[Task prompt] The listing below should be written out exactly; please include all of it.

** Start of Input data **

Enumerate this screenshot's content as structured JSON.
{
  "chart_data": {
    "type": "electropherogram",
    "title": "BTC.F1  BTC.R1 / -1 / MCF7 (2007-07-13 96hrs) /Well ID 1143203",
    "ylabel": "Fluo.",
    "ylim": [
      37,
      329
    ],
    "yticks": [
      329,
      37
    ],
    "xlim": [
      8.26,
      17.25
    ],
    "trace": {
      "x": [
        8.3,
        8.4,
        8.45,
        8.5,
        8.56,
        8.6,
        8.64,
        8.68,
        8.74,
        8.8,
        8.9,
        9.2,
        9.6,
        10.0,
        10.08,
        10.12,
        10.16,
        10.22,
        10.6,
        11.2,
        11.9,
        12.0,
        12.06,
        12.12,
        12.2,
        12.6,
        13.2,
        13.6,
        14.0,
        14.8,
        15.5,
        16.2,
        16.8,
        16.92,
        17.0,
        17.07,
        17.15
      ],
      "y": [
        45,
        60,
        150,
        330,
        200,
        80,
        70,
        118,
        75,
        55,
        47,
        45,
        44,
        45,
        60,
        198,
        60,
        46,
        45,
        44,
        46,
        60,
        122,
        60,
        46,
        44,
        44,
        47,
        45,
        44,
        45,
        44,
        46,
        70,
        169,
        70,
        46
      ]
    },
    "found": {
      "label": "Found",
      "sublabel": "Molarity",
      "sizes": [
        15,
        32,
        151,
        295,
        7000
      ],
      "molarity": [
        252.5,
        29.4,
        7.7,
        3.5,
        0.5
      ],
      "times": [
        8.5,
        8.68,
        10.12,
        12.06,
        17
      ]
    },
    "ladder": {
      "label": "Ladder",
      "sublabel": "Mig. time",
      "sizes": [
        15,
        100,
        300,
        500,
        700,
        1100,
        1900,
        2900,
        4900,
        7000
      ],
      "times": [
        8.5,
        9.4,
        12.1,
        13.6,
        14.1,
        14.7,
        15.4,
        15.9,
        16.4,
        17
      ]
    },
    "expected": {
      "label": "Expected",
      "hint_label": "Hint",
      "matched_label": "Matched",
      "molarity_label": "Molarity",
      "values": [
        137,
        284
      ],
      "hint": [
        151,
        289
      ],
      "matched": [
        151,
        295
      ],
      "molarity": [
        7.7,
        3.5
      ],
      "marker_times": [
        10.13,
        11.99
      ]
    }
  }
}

** End of Input data **

[Reply]
Enumerate this screenshot's content as structured JSON.
{
  "chart_data": {
    "type": "electropherogram",
    "title": "BTC.F1  BTC.R1 / -1 / MCF7 (2007-07-13 96hrs) /Well ID 1143203",
    "ylabel": "Fluo.",
    "ylim": [
      37,
      329
    ],
    "yticks": [
      329,
      37
    ],
    "xlim": [
      8.26,
      17.25
    ],
    "trace": {
      "x": [
        8.3,
        8.4,
        8.45,
        8.5,
        8.56,
        8.6,
        8.64,
        8.68,
        8.74,
        8.8,
        8.9,
        9.2,
        9.6,
        10.0,
        10.08,
        10.12,
        10.16,
        10.22,
        10.6,
        11.2,
        11.9,
        12.0,
        12.06,
        12.12,
        12.2,
        12.6,
        13.2,
        13.6,
        14.0,
        14.8,
        15.5,
        16.2,
        16.8,
        16.92,
        17.0,
        17.07,
        17.15
      ],
      "y": [
        45,
        60,
        150,
        330,
        200,
        80,
        70,
        118,
        75,
        55,
        47,
        45,
        44,
        45,
        60,
        198,
        60,
        46,
        45,
        44,
        46,
        60,
        122,
        60,
        46,
        44,
        44,
        47,
        45,
        44,
        45,
        44,
        46,
        70,
        169,
        70,
        46
      ]
    },
    "found": {
      "label": "Found",
      "sublabel": "Molarity",
      "sizes": [
        15,
        32,
        151,
        295,
        7000
      ],
      "molarity": [
        252.5,
        29.4,
        7.7,
        3.5,
        0.5
      ],
      "times": [
        8.5,
        8.68,
        10.12,
        12.06,
        17
      ]
    },
    "ladder": {
      "label": "Ladder",
      "sublabel": "Mig. time",
      "sizes": [
        15,
        100,
        300,
        500,
        700,
        1100,
        1900,
        2900,
        4900,
        7000
      ],
      "times": [
        8.5,
        9.4,
        12.1,
        13.6,
        14.1,
        14.7,
        15.4,
        15.9,
        16.4,
        17
      ]
    },
    "expected": {
      "label": "Expected",
      "hint_label": "Hint",
      "matched_label": "Matched",
      "molarity_label": "Molarity",
      "values": [
        137,
        284
      ],
      "hint": [
        151,
        289
      ],
      "matched": [
        151,
        295
      ],
      "molarity": [
        7.7,
        3.5
      ],
      "marker_times": [
        10.13,
        11.99
      ]
    }
  }
}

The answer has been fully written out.